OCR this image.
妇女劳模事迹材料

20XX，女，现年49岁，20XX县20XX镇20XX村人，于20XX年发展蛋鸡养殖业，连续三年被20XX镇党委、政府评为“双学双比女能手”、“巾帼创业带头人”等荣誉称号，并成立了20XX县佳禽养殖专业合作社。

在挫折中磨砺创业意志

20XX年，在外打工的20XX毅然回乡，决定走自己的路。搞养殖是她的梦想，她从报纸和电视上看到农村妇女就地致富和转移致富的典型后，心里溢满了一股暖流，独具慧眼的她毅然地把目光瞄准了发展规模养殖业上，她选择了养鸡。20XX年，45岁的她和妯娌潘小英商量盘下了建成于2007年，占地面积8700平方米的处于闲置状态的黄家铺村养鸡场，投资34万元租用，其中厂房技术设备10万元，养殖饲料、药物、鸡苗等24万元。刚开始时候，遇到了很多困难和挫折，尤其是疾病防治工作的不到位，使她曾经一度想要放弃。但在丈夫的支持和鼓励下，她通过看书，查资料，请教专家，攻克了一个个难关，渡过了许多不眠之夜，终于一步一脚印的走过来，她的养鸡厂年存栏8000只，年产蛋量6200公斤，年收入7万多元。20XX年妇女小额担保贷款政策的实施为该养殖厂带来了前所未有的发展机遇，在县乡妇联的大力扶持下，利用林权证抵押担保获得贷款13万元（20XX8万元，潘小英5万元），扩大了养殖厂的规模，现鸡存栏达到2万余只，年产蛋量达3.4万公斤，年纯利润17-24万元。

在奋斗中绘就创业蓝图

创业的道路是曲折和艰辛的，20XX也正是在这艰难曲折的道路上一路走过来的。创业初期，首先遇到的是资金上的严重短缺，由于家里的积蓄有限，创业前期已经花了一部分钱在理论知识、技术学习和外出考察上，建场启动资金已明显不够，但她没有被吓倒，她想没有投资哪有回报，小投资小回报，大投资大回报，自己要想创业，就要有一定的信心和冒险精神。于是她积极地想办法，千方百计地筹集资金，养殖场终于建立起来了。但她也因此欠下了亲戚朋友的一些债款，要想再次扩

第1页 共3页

+===+

Given instruction:
Print all of the entries exactly as they are written.

Output of the task:
OCR this image.
妇女劳模事迹材料

20XX，女，现年49岁，20XX县20XX镇20XX村人，于20XX年发展蛋鸡养殖业，连续三年被20XX镇党委、政府评为“双学双比女能手”、“巾帼创业带头人”等荣誉称号，并成立了20XX县佳禽养殖专业合作社。

在挫折中磨砺创业意志

20XX年，在外打工的20XX毅然回乡，决定走自己的路。搞养殖是她的梦想，她从报纸和电视上看到农村妇女就地致富和转移致富的典型后，心里溢满了一股暖流，独具慧眼的她毅然地把目光瞄准了发展规模养殖业上，她选择了养鸡。20XX年，45岁的她和妯娌潘小英商量盘下了建成于2007年，占地面积8700平方米的处于闲置状态的黄家铺村养鸡场，投资34万元租用，其中厂房技术设备10万元，养殖饲料、药物、鸡苗等24万元。刚开始时候，遇到了很多困难和挫折，尤其是疾病防治工作的不到位，使她曾经一度想要放弃。但在丈夫的支持和鼓励下，她通过看书，查资料，请教专家，攻克了一个个难关，渡过了许多不眠之夜，终于一步一脚印的走过来，她的养鸡厂年存栏8000只，年产蛋量6200公斤，年收入7万多元。20XX年妇女小额担保贷款政策的实施为该养殖厂带来了前所未有的发展机遇，在县乡妇联的大力扶持下，利用林权证抵押担保获得贷款13万元（20XX8万元，潘小英5万元），扩大了养殖厂的规模，现鸡存栏达到2万余只，年产蛋量达3.4万公斤，年纯利润17-24万元。

在奋斗中绘就创业蓝图

创业的道路是曲折和艰辛的，20XX也正是在这艰难曲折的道路上一路走过来的。创业初期，首先遇到的是资金上的严重短缺，由于家里的积蓄有限，创业前期已经花了一部分钱在理论知识、技术学习和外出考察上，建场启动资金已明显不够，但她没有被吓倒，她想没有投资哪有回报，小投资小回报，大投资大回报，自己要想创业，就要有一定的信心和冒险精神。于是她积极地想办法，千方百计地筹集资金，养殖场终于建立起来了。但她也因此欠下了亲戚朋友的一些债款，要想再次扩

第1页 共3页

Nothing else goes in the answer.